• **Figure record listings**
>>>
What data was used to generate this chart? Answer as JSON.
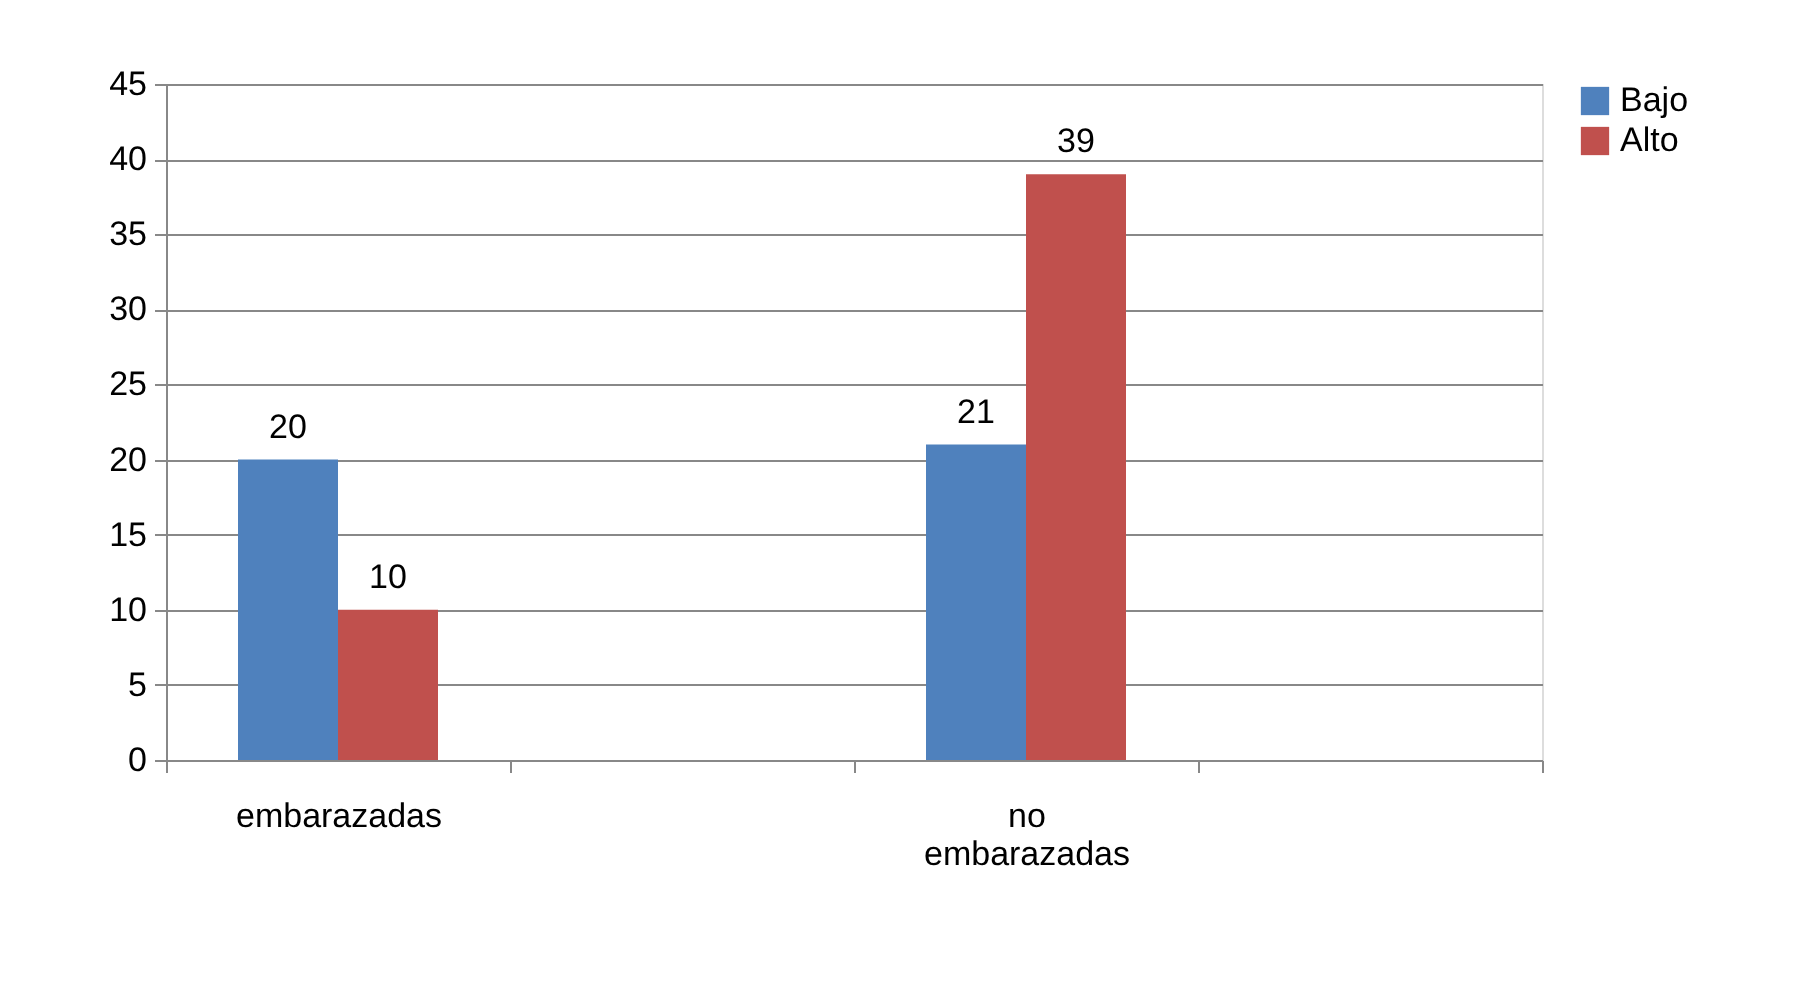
{
  "chart_data": {
    "type": "bar",
    "categories": [
      "embarazadas",
      null,
      "no embarazadas",
      null
    ],
    "series": [
      {
        "name": "Bajo",
        "color": "#4f81bd",
        "values": [
          20,
          null,
          21,
          null
        ]
      },
      {
        "name": "Alto",
        "color": "#c0504d",
        "values": [
          10,
          null,
          39,
          null
        ]
      }
    ],
    "ylim": [
      0,
      45
    ],
    "yticks": [
      0,
      5,
      10,
      15,
      20,
      25,
      30,
      35,
      40,
      45
    ],
    "grid": "y",
    "legend": "right",
    "data_labels": true
  }
}
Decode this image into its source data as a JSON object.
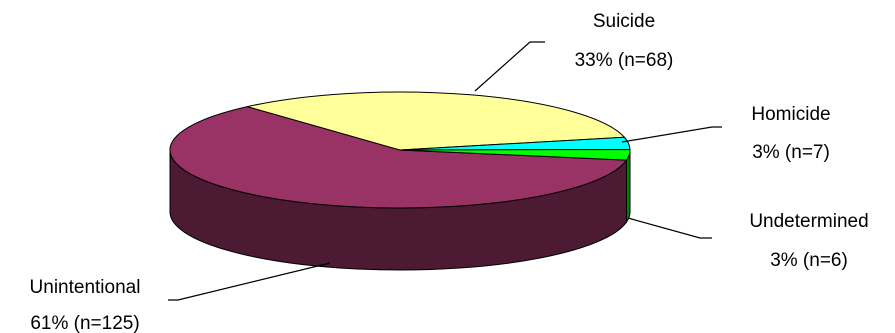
{
  "chart_data": {
    "type": "pie",
    "style": "3d-exploded-none",
    "title": "",
    "slices": [
      {
        "name": "Unintentional",
        "percent_label": "61% (n=125)",
        "value": 125,
        "color": "#993366",
        "side_color": "#4D1A33"
      },
      {
        "name": "Suicide",
        "percent_label": "33% (n=68)",
        "value": 68,
        "color": "#FFFF99",
        "side_color": "#80804D"
      },
      {
        "name": "Homicide",
        "percent_label": "3% (n=7)",
        "value": 7,
        "color": "#00FFFF",
        "side_color": "#008080"
      },
      {
        "name": "Undetermined",
        "percent_label": "3% (n=6)",
        "value": 6,
        "color": "#00FF00",
        "side_color": "#008000"
      }
    ]
  }
}
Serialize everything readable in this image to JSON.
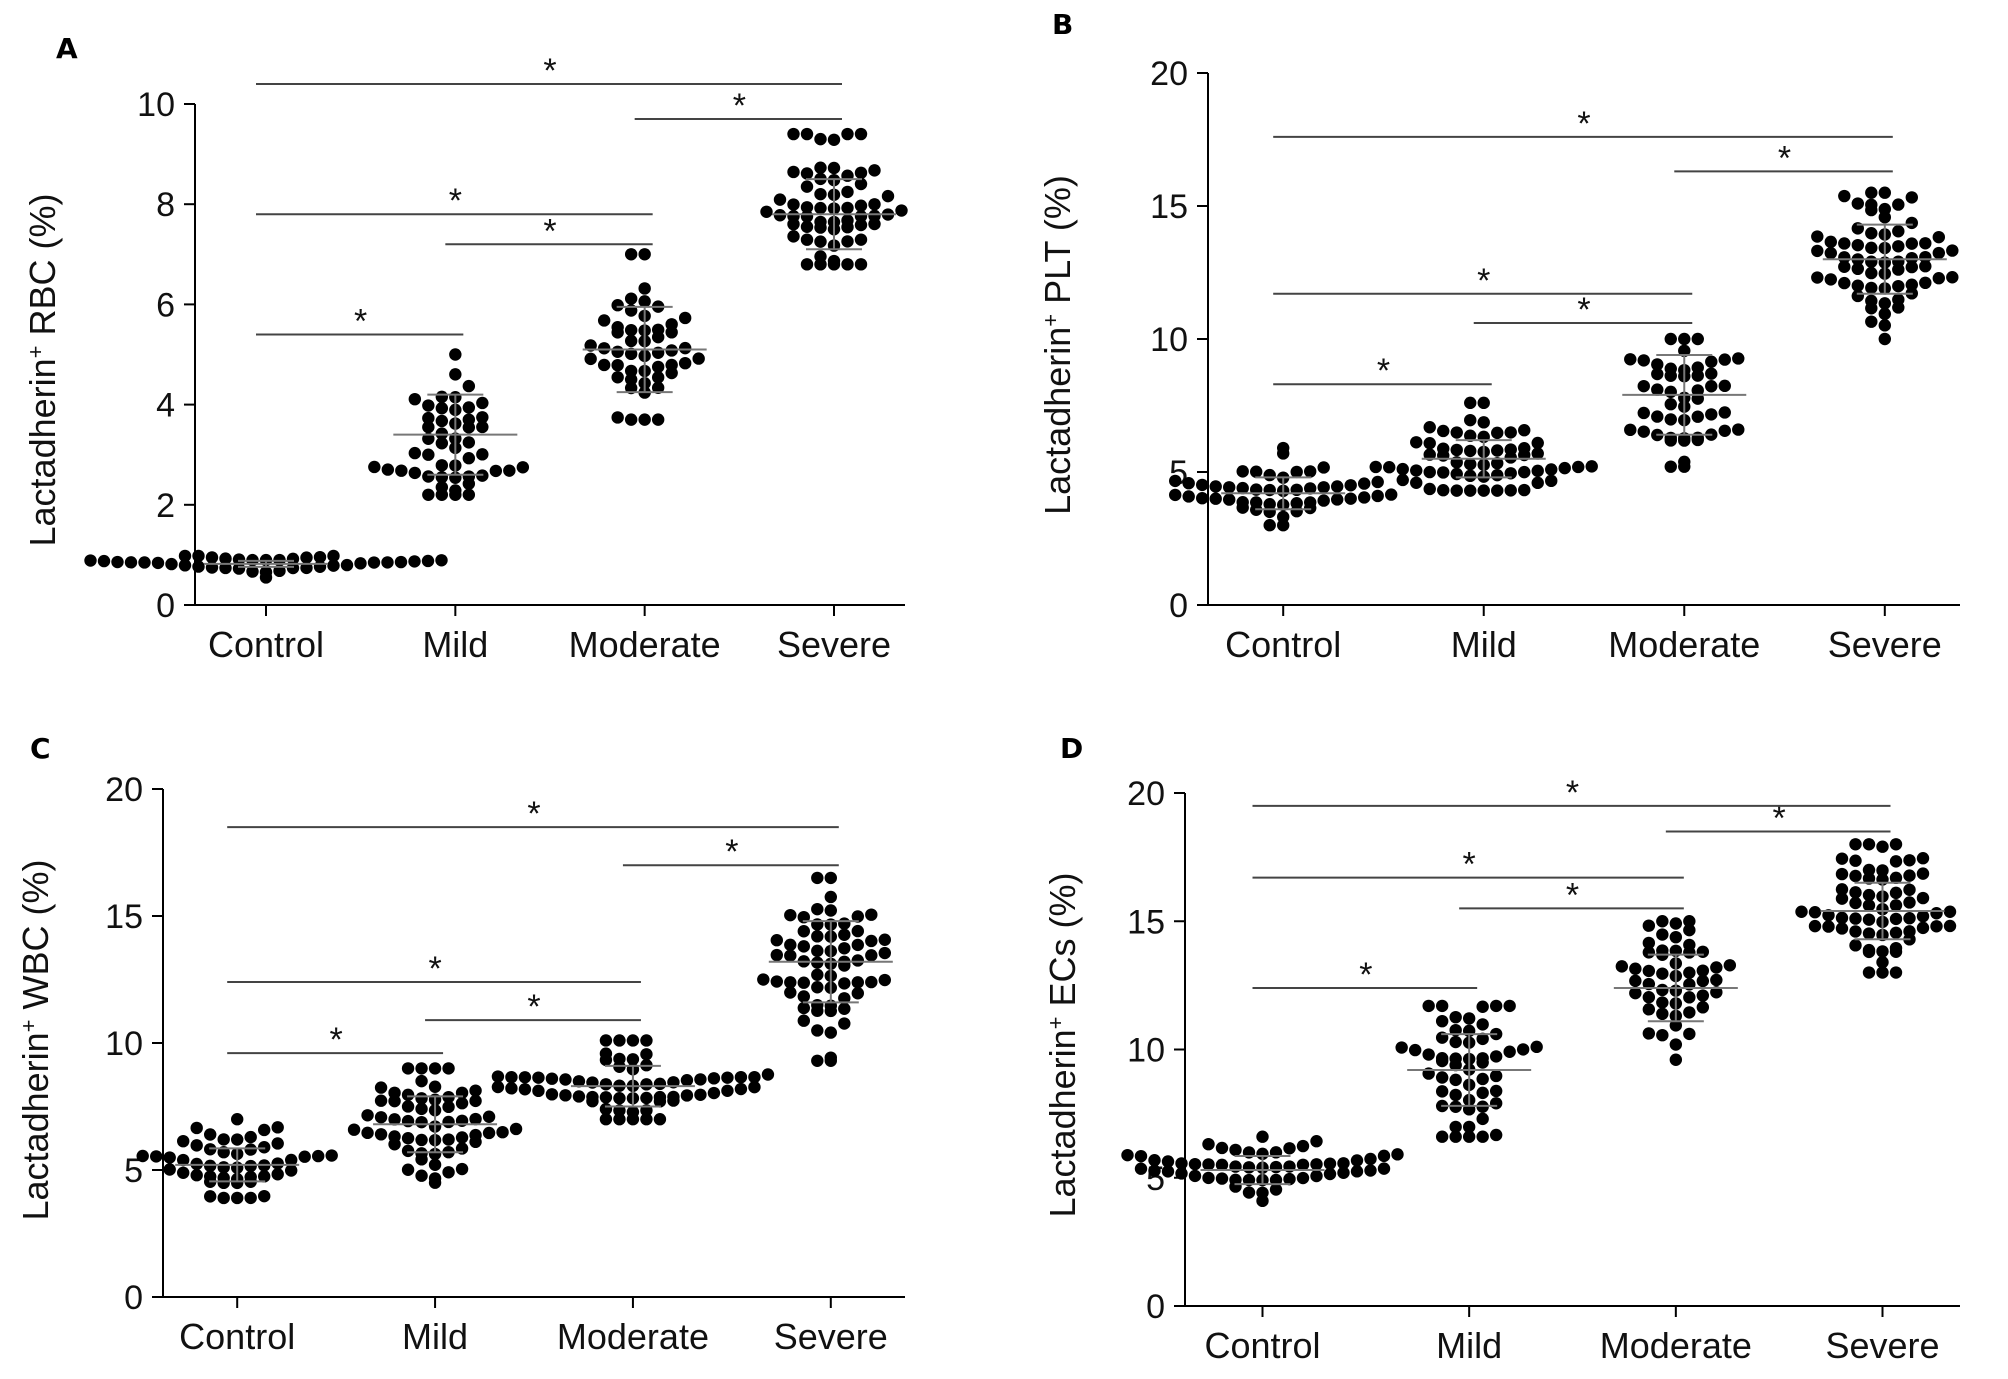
{
  "chart_data": [
    {
      "type": "scatter",
      "panel_label": "A",
      "ylabel": "RBC (%)",
      "ylabel_prefix": "Lactadherin",
      "ylabel_superscript": "+",
      "categories": [
        "Control",
        "Mild",
        "Moderate",
        "Severe"
      ],
      "ylim": [
        0,
        10
      ],
      "yticks": [
        "0",
        "2",
        "4",
        "6",
        "8",
        "10"
      ],
      "groups": [
        {
          "name": "Control",
          "mean": 0.82,
          "sd": 0.06,
          "min": 0.55,
          "max": 0.98,
          "n": 40
        },
        {
          "name": "Mild",
          "mean": 3.4,
          "sd": 0.8,
          "min": 2.2,
          "max": 5.0,
          "n": 50
        },
        {
          "name": "Moderate",
          "mean": 5.1,
          "sd": 0.85,
          "min": 3.7,
          "max": 7.0,
          "n": 50
        },
        {
          "name": "Severe",
          "mean": 7.8,
          "sd": 0.7,
          "min": 6.8,
          "max": 9.4,
          "n": 60
        }
      ],
      "significance": [
        {
          "from": "Control",
          "to": "Mild",
          "y": 5.4,
          "label": "*"
        },
        {
          "from": "Mild",
          "to": "Moderate",
          "y": 7.2,
          "label": "*"
        },
        {
          "from": "Control",
          "to": "Moderate",
          "y": 7.8,
          "label": "*"
        },
        {
          "from": "Moderate",
          "to": "Severe",
          "y": 9.7,
          "label": "*"
        },
        {
          "from": "Control",
          "to": "Severe",
          "y": 10.4,
          "label": "*"
        }
      ]
    },
    {
      "type": "scatter",
      "panel_label": "B",
      "ylabel": "PLT (%)",
      "ylabel_prefix": "Lactadherin",
      "ylabel_superscript": "+",
      "categories": [
        "Control",
        "Mild",
        "Moderate",
        "Severe"
      ],
      "ylim": [
        0,
        20
      ],
      "yticks": [
        "0",
        "5",
        "10",
        "15",
        "20"
      ],
      "groups": [
        {
          "name": "Control",
          "mean": 4.2,
          "sd": 0.6,
          "min": 3.0,
          "max": 5.9,
          "n": 50
        },
        {
          "name": "Mild",
          "mean": 5.5,
          "sd": 0.7,
          "min": 4.3,
          "max": 7.6,
          "n": 60
        },
        {
          "name": "Moderate",
          "mean": 7.9,
          "sd": 1.5,
          "min": 5.2,
          "max": 10.0,
          "n": 50
        },
        {
          "name": "Severe",
          "mean": 13.0,
          "sd": 1.3,
          "min": 10.0,
          "max": 15.5,
          "n": 65
        }
      ],
      "significance": [
        {
          "from": "Control",
          "to": "Mild",
          "y": 8.3,
          "label": "*"
        },
        {
          "from": "Mild",
          "to": "Moderate",
          "y": 10.6,
          "label": "*"
        },
        {
          "from": "Control",
          "to": "Moderate",
          "y": 11.7,
          "label": "*"
        },
        {
          "from": "Moderate",
          "to": "Severe",
          "y": 16.3,
          "label": "*"
        },
        {
          "from": "Control",
          "to": "Severe",
          "y": 17.6,
          "label": "*"
        }
      ]
    },
    {
      "type": "scatter",
      "panel_label": "C",
      "ylabel": "WBC (%)",
      "ylabel_prefix": "Lactadherin",
      "ylabel_superscript": "+",
      "categories": [
        "Control",
        "Mild",
        "Moderate",
        "Severe"
      ],
      "ylim": [
        0,
        20
      ],
      "yticks": [
        "0",
        "5",
        "10",
        "15",
        "20"
      ],
      "groups": [
        {
          "name": "Control",
          "mean": 5.2,
          "sd": 0.65,
          "min": 3.9,
          "max": 7.0,
          "n": 50
        },
        {
          "name": "Mild",
          "mean": 6.8,
          "sd": 1.1,
          "min": 4.5,
          "max": 9.0,
          "n": 60
        },
        {
          "name": "Moderate",
          "mean": 8.3,
          "sd": 0.8,
          "min": 7.0,
          "max": 10.1,
          "n": 65
        },
        {
          "name": "Severe",
          "mean": 13.2,
          "sd": 1.6,
          "min": 9.3,
          "max": 16.5,
          "n": 65
        }
      ],
      "significance": [
        {
          "from": "Control",
          "to": "Mild",
          "y": 9.6,
          "label": "*"
        },
        {
          "from": "Mild",
          "to": "Moderate",
          "y": 10.9,
          "label": "*"
        },
        {
          "from": "Control",
          "to": "Moderate",
          "y": 12.4,
          "label": "*"
        },
        {
          "from": "Moderate",
          "to": "Severe",
          "y": 17.0,
          "label": "*"
        },
        {
          "from": "Control",
          "to": "Severe",
          "y": 18.5,
          "label": "*"
        }
      ]
    },
    {
      "type": "scatter",
      "panel_label": "D",
      "ylabel": "ECs (%)",
      "ylabel_prefix": "Lactadherin",
      "ylabel_superscript": "+",
      "categories": [
        "Control",
        "Mild",
        "Moderate",
        "Severe"
      ],
      "ylim": [
        0,
        20
      ],
      "yticks": [
        "0",
        "5",
        "10",
        "15",
        "20"
      ],
      "groups": [
        {
          "name": "Control",
          "mean": 5.3,
          "sd": 0.55,
          "min": 4.1,
          "max": 6.6,
          "n": 55
        },
        {
          "name": "Mild",
          "mean": 9.2,
          "sd": 1.4,
          "min": 6.6,
          "max": 11.7,
          "n": 55
        },
        {
          "name": "Moderate",
          "mean": 12.4,
          "sd": 1.3,
          "min": 9.6,
          "max": 15.0,
          "n": 50
        },
        {
          "name": "Severe",
          "mean": 15.4,
          "sd": 1.1,
          "min": 13.0,
          "max": 18.0,
          "n": 65
        }
      ],
      "significance": [
        {
          "from": "Control",
          "to": "Mild",
          "y": 12.4,
          "label": "*"
        },
        {
          "from": "Mild",
          "to": "Moderate",
          "y": 15.5,
          "label": "*"
        },
        {
          "from": "Control",
          "to": "Moderate",
          "y": 16.7,
          "label": "*"
        },
        {
          "from": "Moderate",
          "to": "Severe",
          "y": 18.5,
          "label": "*"
        },
        {
          "from": "Control",
          "to": "Severe",
          "y": 19.5,
          "label": "*"
        }
      ]
    }
  ]
}
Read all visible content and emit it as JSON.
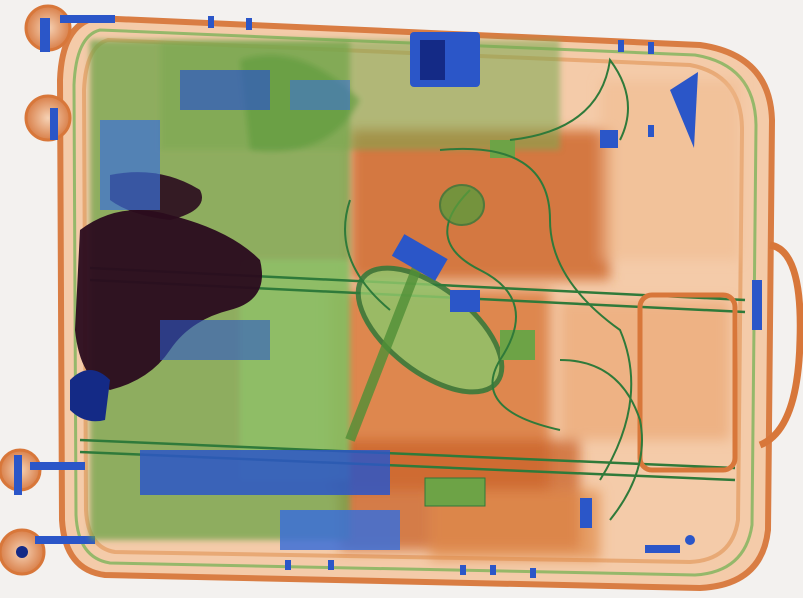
<<<
• **Short exercise**
Pull out each line of the entries that contains "image".

• **Answer to the exercise**
Decode this image into its source data as a JSON object.
Serialize everything readable in this image to JSON.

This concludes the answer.